++++ Data lines ++++

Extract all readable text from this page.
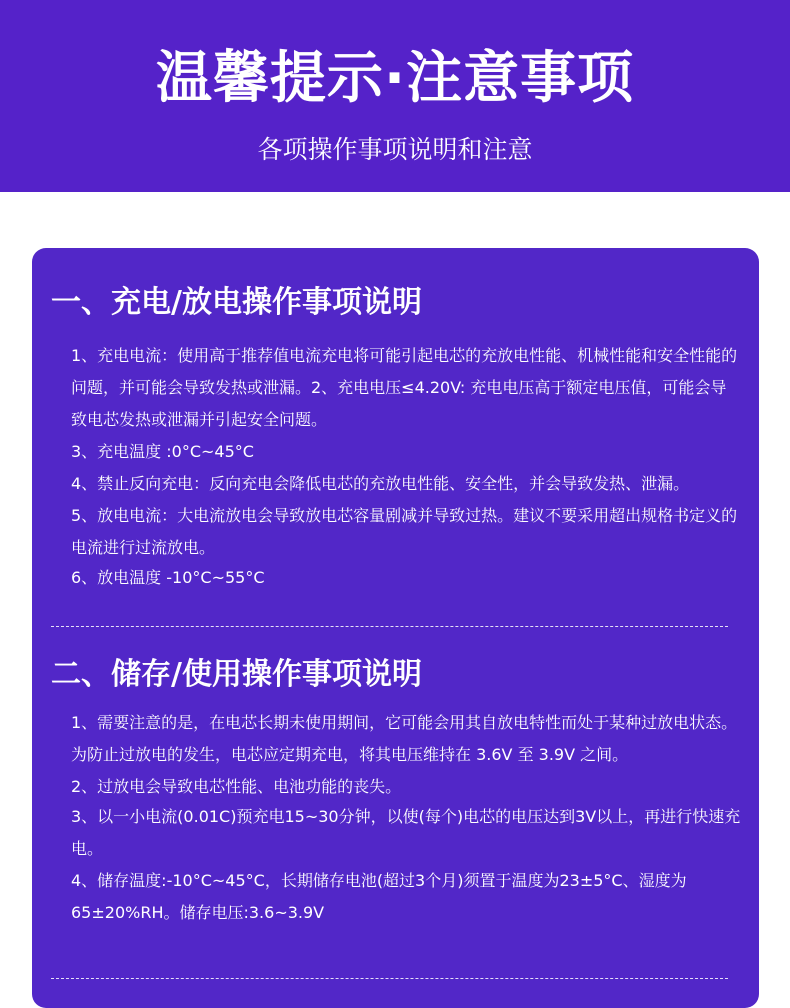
温馨提示·注意事项
各项操作事项说明和注意
一、充电/放电操作事项说明
1、充电电流：使用高于推荐值电流充电将可能引起电芯的充放电性能、机械性能和安全性能的问题，并可能会导致发热或泄漏。2、充电电压≤4.20V: 充电电压高于额定电压值，可能会导致电芯发热或泄漏并引起安全问题。
3、充电温度 :0°C~45°C
4、禁止反向充电：反向充电会降低电芯的充放电性能、安全性，并会导致发热、泄漏。
5、放电电流：大电流放电会导致放电芯容量剧减并导致过热。建议不要采用超出规格书定义的电流进行过流放电。
6、放电温度 -10°C~55°C
二、储存/使用操作事项说明
1、需要注意的是，在电芯长期未使用期间，它可能会用其自放电特性而处于某种过放电状态。为防止过放电的发生，电芯应定期充电，将其电压维持在 3.6V 至 3.9V 之间。
2、过放电会导致电芯性能、电池功能的丧失。
3、以一小电流(0.01C)预充电15~30分钟，以使(每个)电芯的电压达到3V以上，再进行快速充电。
4、储存温度:-10°C~45°C，长期储存电池(超过3个月)须置于温度为23±5°C、湿度为65±20%RH。储存电压:3.6~3.9V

++++

Reproduce the whole listing exactly, but not the images in it.

Extract all readable text from this page.
温馨提示·注意事项
各项操作事项说明和注意
一、充电/放电操作事项说明
1、充电电流：使用高于推荐值电流充电将可能引起电芯的充放电性能、机械性能和安全性能的问题，并可能会导致发热或泄漏。2、充电电压≤4.20V: 充电电压高于额定电压值，可能会导致电芯发热或泄漏并引起安全问题。
3、充电温度 :0°C~45°C
4、禁止反向充电：反向充电会降低电芯的充放电性能、安全性，并会导致发热、泄漏。
5、放电电流：大电流放电会导致放电芯容量剧减并导致过热。建议不要采用超出规格书定义的电流进行过流放电。
6、放电温度 -10°C~55°C
二、储存/使用操作事项说明
1、需要注意的是，在电芯长期未使用期间，它可能会用其自放电特性而处于某种过放电状态。为防止过放电的发生，电芯应定期充电，将其电压维持在 3.6V 至 3.9V 之间。
2、过放电会导致电芯性能、电池功能的丧失。
3、以一小电流(0.01C)预充电15~30分钟，以使(每个)电芯的电压达到3V以上，再进行快速充电。
4、储存温度:-10°C~45°C，长期储存电池(超过3个月)须置于温度为23±5°C、湿度为65±20%RH。储存电压:3.6~3.9V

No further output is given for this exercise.